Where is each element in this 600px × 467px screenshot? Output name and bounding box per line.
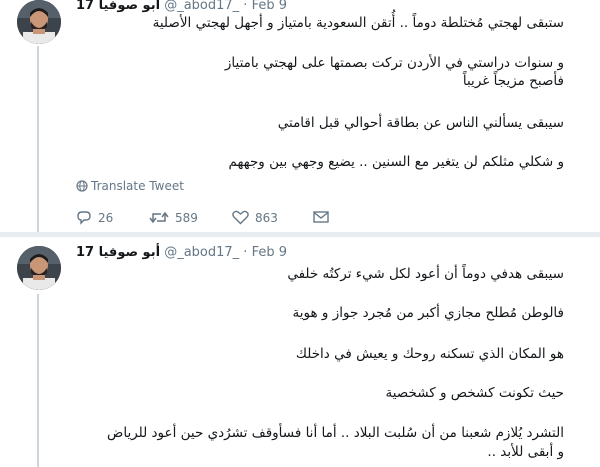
globe-icon xyxy=(76,180,88,192)
tweet-line: و أبقى للأبد .. xyxy=(487,444,564,460)
tweet-line: سيبقى هدفي دوماً أن أعود لكل شيء تركتُه … xyxy=(287,266,564,282)
tweet-actions: 26 589 863 xyxy=(76,210,336,230)
tweet-line: هو المكان الذي تسكنه روحك و يعيش في داخل… xyxy=(295,346,564,362)
tweet-line: سيبقى يسألني الناس عن بطاقة أحوالي قبل ا… xyxy=(277,115,564,131)
tweet-header: أبو صوفيا 17 @_abod17_ · Feb 9 xyxy=(76,245,287,265)
tweet-2: أبو صوفيا 17 @_abod17_ · Feb 9 سيبقى هدف… xyxy=(0,237,600,467)
reply-count: 26 xyxy=(98,211,114,225)
avatar[interactable] xyxy=(17,0,61,44)
translate-label: Translate Tweet xyxy=(91,179,184,193)
reply-button[interactable]: 26 xyxy=(76,210,113,225)
reply-icon xyxy=(77,211,91,225)
tweet-text: ستبقى لهجتي مُختلطة دوماً .. أُتقن السعو… xyxy=(76,14,564,174)
heart-icon xyxy=(232,210,249,225)
separator-dot: · xyxy=(243,0,248,13)
user-handle[interactable]: @_abod17_ xyxy=(164,0,239,13)
tweet-line: فالوطن مُطلح مجازي أكبر من مُجرد جواز و … xyxy=(292,305,564,321)
thread-line xyxy=(37,294,39,467)
avatar[interactable] xyxy=(17,246,61,290)
tweet-text: سيبقى هدفي دوماً أن أعود لكل شيء تركتُه … xyxy=(76,265,564,465)
direct-message-button[interactable] xyxy=(313,210,335,224)
translate-tweet-link[interactable]: Translate Tweet xyxy=(76,179,184,193)
retweet-button[interactable]: 589 xyxy=(149,210,198,225)
tweet-date[interactable]: Feb 9 xyxy=(252,245,287,260)
tweet-date[interactable]: Feb 9 xyxy=(252,0,287,13)
tweet-line: و شكلي مثلكم لن يتغير مع السنين .. يضيع … xyxy=(228,154,564,170)
tweet-line: ستبقى لهجتي مُختلطة دوماً .. أُتقن السعو… xyxy=(152,15,564,31)
like-count: 863 xyxy=(255,211,278,225)
avatar-image xyxy=(17,246,61,290)
user-handle[interactable]: @_abod17_ xyxy=(164,245,239,260)
retweet-icon xyxy=(149,211,169,224)
envelope-icon xyxy=(313,211,329,223)
tweet-line: فأصبح مزيجاً غريباً xyxy=(462,73,564,89)
separator-dot: · xyxy=(243,245,248,260)
display-name[interactable]: أبو صوفيا 17 xyxy=(76,245,160,260)
tweet-1: أبو صوفيا 17 @_abod17_ · Feb 9 ستبقى لهج… xyxy=(0,0,600,232)
like-button[interactable]: 863 xyxy=(232,210,278,225)
thread-line xyxy=(37,46,39,232)
tweet-line: حيث تكونت كشخص و كشخصية xyxy=(385,385,565,401)
tweet-line: و سنوات دراستي في الأردن تركت بصمتها على… xyxy=(224,55,564,71)
tweet-line: التشرد يُلازم شعبنا من أن سُلبت البلاد .… xyxy=(107,425,564,441)
display-name[interactable]: أبو صوفيا 17 xyxy=(76,0,160,13)
retweet-count: 589 xyxy=(175,211,198,225)
avatar-image xyxy=(17,0,61,44)
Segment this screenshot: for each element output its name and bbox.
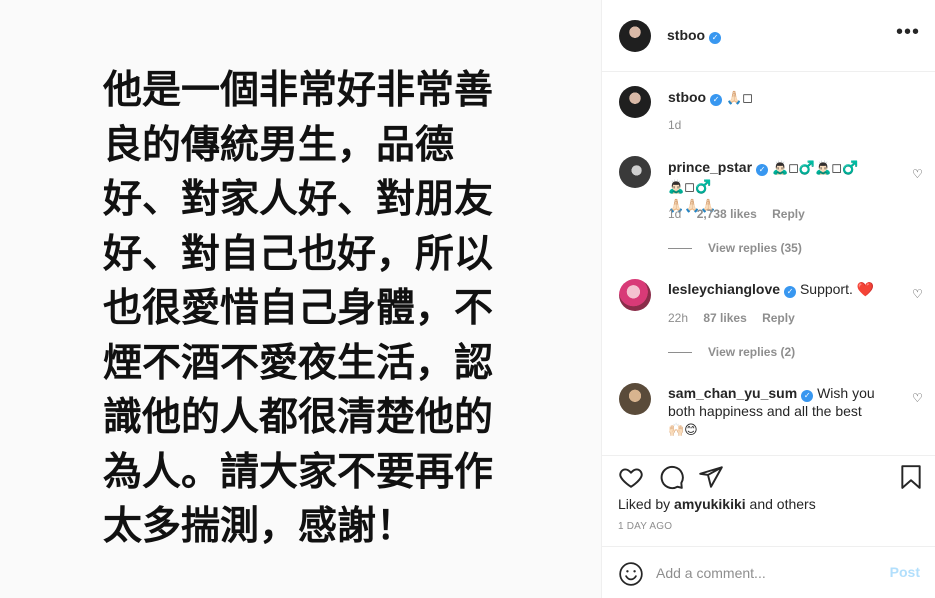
view-replies-button[interactable]: View replies (2) — [668, 345, 795, 359]
post-text-line: 煙不酒不愛夜生活，認 — [103, 340, 494, 386]
view-replies-label[interactable]: View replies (2) — [708, 345, 795, 359]
post-text-line: 識他的人都很清楚他的 — [103, 395, 494, 440]
post-timestamp[interactable]: 1 DAY AGO — [618, 521, 672, 532]
comment-username[interactable]: lesleychianglove — [668, 281, 780, 297]
view-replies-button[interactable]: View replies (35) — [668, 241, 802, 255]
caption: stboo ✓ 🙏🏻◻ — [668, 88, 908, 107]
avatar[interactable] — [619, 86, 651, 118]
username-label[interactable]: stboo — [667, 27, 705, 43]
post-text-line: 也很愛惜自己身體，不 — [103, 286, 494, 331]
add-comment-bar: Post — [602, 546, 935, 598]
comment-likes[interactable]: 87 likes — [703, 311, 746, 325]
comment-text: both happiness and all the best — [668, 403, 862, 419]
like-comment-heart-icon[interactable]: ♡ — [912, 288, 924, 300]
reply-button[interactable]: Reply — [762, 311, 795, 325]
avatar[interactable] — [619, 383, 651, 415]
caption-text: 🙏🏻◻ — [726, 90, 753, 105]
liked-by-user[interactable]: amyukikiki — [674, 496, 746, 512]
avatar[interactable] — [619, 279, 651, 311]
like-comment-heart-icon[interactable]: ♡ — [912, 392, 924, 404]
post-header: stboo ✓ ••• — [602, 0, 935, 72]
verified-badge-icon: ✓ — [756, 164, 769, 176]
comment-input[interactable] — [656, 561, 876, 585]
liked-by-suffix[interactable]: and others — [746, 496, 816, 512]
comment-text: Support. ❤️ — [799, 281, 875, 297]
view-replies-line — [668, 352, 692, 354]
like-comment-heart-icon[interactable]: ♡ — [912, 168, 924, 180]
comment-meta: 1d 2,738 likes Reply — [668, 207, 817, 221]
post-text-line: 太多揣測，感謝！ — [103, 504, 416, 549]
comment-username[interactable]: sam_chan_yu_sum — [668, 385, 797, 401]
post-side-panel: stboo ✓ ••• stboo ✓ 🙏🏻◻ 1d prince_pstar ✓ 🙇… — [601, 0, 935, 598]
post-text-line: 良的傳統男生，品德 — [103, 122, 455, 168]
liked-by-text[interactable]: Liked by amyukikiki and others — [618, 496, 816, 512]
post-text-line: 好、對自己也好，所以 — [103, 231, 494, 277]
emoji-smiley-icon[interactable] — [618, 561, 644, 587]
comment-text: 🙌🏻😊 — [668, 422, 698, 437]
post-text: 他是一個非常好非常善 良的傳統男生，品德 好、對家人好、對朋友 好、對自己也好，… — [103, 64, 533, 555]
post-text-line: 他是一個非常好非常善 — [103, 68, 494, 113]
header-username[interactable]: stboo ✓ — [667, 27, 722, 44]
caption-meta: 1d — [668, 118, 693, 132]
comment-time[interactable]: 22h — [668, 311, 688, 325]
view-replies-label[interactable]: View replies (35) — [708, 241, 802, 255]
comment-time[interactable]: 1d — [668, 207, 681, 221]
post-actions: Liked by amyukikiki and others 1 DAY AGO — [602, 455, 935, 545]
post-text-line: 好、對家人好、對朋友 — [103, 177, 494, 222]
share-paper-plane-icon[interactable] — [698, 464, 724, 490]
comment-text: Wish you — [817, 385, 875, 401]
comment-likes[interactable]: 2,738 likes — [697, 207, 757, 221]
avatar[interactable] — [619, 156, 651, 188]
comment-item: lesleychianglove ✓ Support. ❤️ — [668, 280, 896, 298]
comments-list[interactable]: stboo ✓ 🙏🏻◻ 1d prince_pstar ✓ 🙇🏻‍♂️◻♂️🙇🏻‍♂… — [602, 73, 935, 455]
like-heart-icon[interactable] — [618, 464, 644, 490]
verified-badge-icon: ✓ — [709, 32, 722, 44]
verified-badge-icon: ✓ — [801, 390, 814, 402]
post-comment-button[interactable]: Post — [890, 564, 920, 580]
comment-meta: 22h 87 likes Reply — [668, 311, 807, 325]
verified-badge-icon: ✓ — [784, 286, 797, 298]
post-text-line: 為人。請大家不要再作 — [103, 449, 494, 495]
liked-by-prefix: Liked by — [618, 496, 675, 512]
caption-time[interactable]: 1d — [668, 118, 681, 132]
save-bookmark-icon[interactable] — [898, 464, 924, 490]
avatar[interactable] — [619, 20, 651, 52]
reply-button[interactable]: Reply — [772, 207, 805, 221]
comment-bubble-icon[interactable] — [659, 464, 685, 490]
post-image: 他是一個非常好非常善 良的傳統男生，品德 好、對家人好、對朋友 好、對自己也好，… — [0, 0, 601, 598]
verified-badge-icon: ✓ — [710, 94, 723, 106]
caption-username[interactable]: stboo — [668, 89, 706, 105]
comment-item: sam_chan_yu_sum ✓ Wish you both happiness… — [668, 384, 896, 439]
view-replies-line — [668, 248, 692, 250]
comment-username[interactable]: prince_pstar — [668, 159, 752, 175]
more-options-icon[interactable]: ••• — [896, 22, 920, 42]
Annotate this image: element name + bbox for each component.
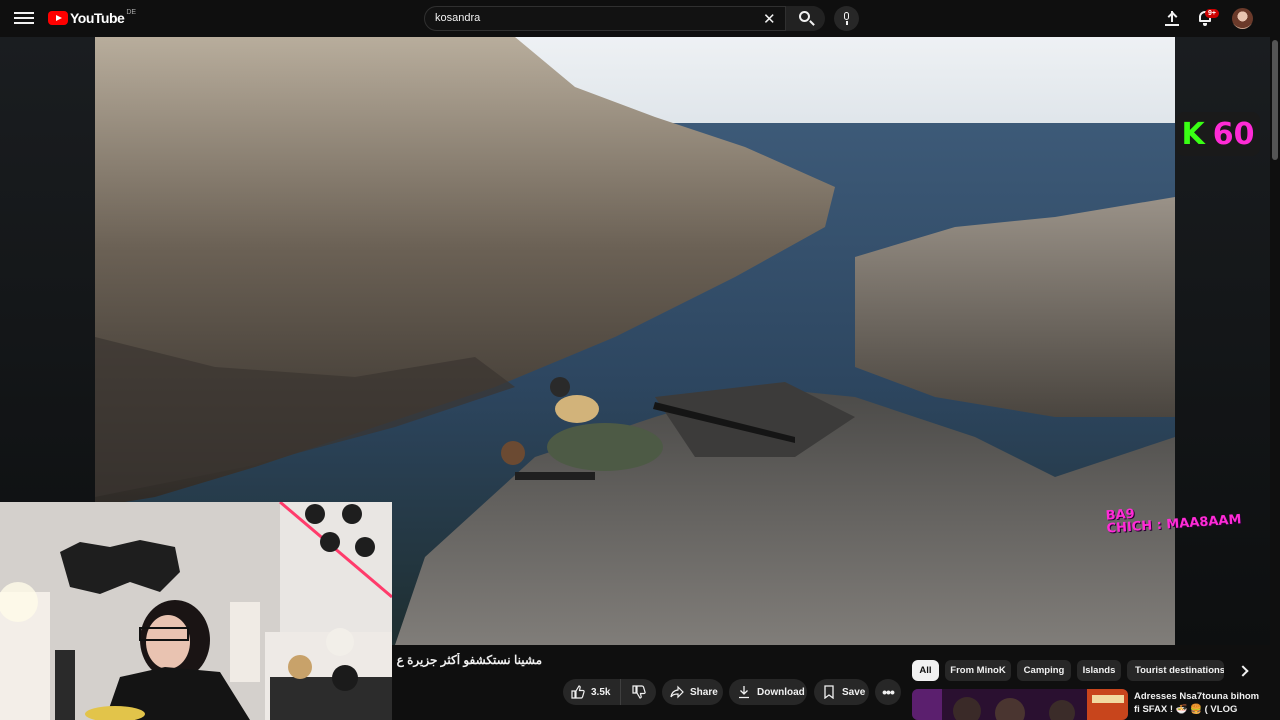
- download-button[interactable]: Download: [729, 679, 807, 705]
- notification-count-badge: 9+: [1205, 9, 1219, 18]
- more-icon: •••: [882, 684, 895, 700]
- overlay-number: 60: [1212, 116, 1255, 152]
- thumbs-up-icon: [571, 685, 585, 699]
- download-label: Download: [757, 686, 805, 698]
- create-upload-icon[interactable]: [1164, 10, 1180, 26]
- recommendation-title[interactable]: Adresses Nsa7touna bihom fi SFAX ! 🍜 🍔 (…: [1134, 690, 1260, 720]
- search-input[interactable]: kosandra: [435, 12, 480, 24]
- search-box: kosandra ✕: [424, 6, 825, 31]
- video-title: مشينا نستكشفو أكثر جزيرة ع 😱: [392, 653, 542, 667]
- search-button[interactable]: [785, 6, 825, 31]
- more-actions-button[interactable]: •••: [875, 679, 901, 705]
- chip-all[interactable]: All: [912, 660, 939, 681]
- share-button[interactable]: Share: [662, 679, 723, 705]
- dislike-button[interactable]: [621, 679, 656, 705]
- bookmark-icon: [824, 685, 834, 699]
- like-dislike-group: 3.5k: [563, 679, 656, 705]
- youtube-play-icon: [48, 11, 68, 25]
- recommendation-thumbnail[interactable]: [912, 689, 1128, 720]
- chip-from-minok[interactable]: From MinoK: [945, 660, 1011, 681]
- chip-camping[interactable]: Camping: [1017, 660, 1071, 681]
- webcam-overlay: [0, 502, 392, 720]
- save-button[interactable]: Save: [814, 679, 869, 705]
- voice-search-button[interactable]: [834, 6, 859, 31]
- save-label: Save: [842, 686, 866, 698]
- like-button[interactable]: 3.5k: [563, 679, 621, 705]
- overlay-letter: K: [1181, 116, 1205, 152]
- chip-islands[interactable]: Islands: [1077, 660, 1121, 681]
- youtube-logo[interactable]: YouTube DE: [48, 8, 137, 26]
- account-avatar[interactable]: [1232, 8, 1253, 29]
- logo-region: DE: [126, 8, 137, 16]
- share-icon: [670, 685, 684, 699]
- chevron-right-icon[interactable]: [1236, 662, 1254, 680]
- share-label: Share: [690, 686, 718, 698]
- menu-icon[interactable]: [14, 9, 34, 27]
- like-count: 3.5k: [591, 686, 611, 698]
- logo-text: YouTube: [70, 10, 125, 26]
- webcam-frame: [0, 502, 392, 720]
- stream-counter-overlay: K 60: [1176, 112, 1260, 156]
- chip-tourist-destinations[interactable]: Tourist destinations: [1127, 660, 1224, 681]
- search-icon: [799, 11, 810, 22]
- thumbs-down-icon: [631, 685, 646, 699]
- microphone-icon: [844, 12, 849, 20]
- download-icon: [739, 686, 749, 699]
- masthead: YouTube DE kosandra ✕ 9+: [0, 0, 1280, 37]
- close-icon[interactable]: ✕: [763, 10, 776, 28]
- recommendation-thumbnail-image: [912, 689, 1128, 720]
- scrollbar-thumb[interactable]: [1272, 40, 1278, 160]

■ **PROMPT**: In the data above, reproduce verbatim the lines from the one containing "view-replies-button[interactable]: View replies (2)" through the one containing "avatar[interactable] — [619, 86, 651, 118]", including both of those lines.

■ **TASK RESULT**:
view-replies-button[interactable]: View replies (2) — [668, 345, 795, 359]
post-text-line: 煙不酒不愛夜生活，認 — [103, 340, 494, 386]
view-replies-label[interactable]: View replies (2) — [708, 345, 795, 359]
post-text-line: 識他的人都很清楚他的 — [103, 395, 494, 440]
post-timestamp[interactable]: 1 DAY AGO — [618, 521, 672, 532]
comment-username[interactable]: lesleychianglove — [668, 281, 780, 297]
view-replies-button[interactable]: View replies (35) — [668, 241, 802, 255]
caption: stboo ✓ 🙏🏻◻ — [668, 88, 908, 107]
avatar[interactable] — [619, 86, 651, 118]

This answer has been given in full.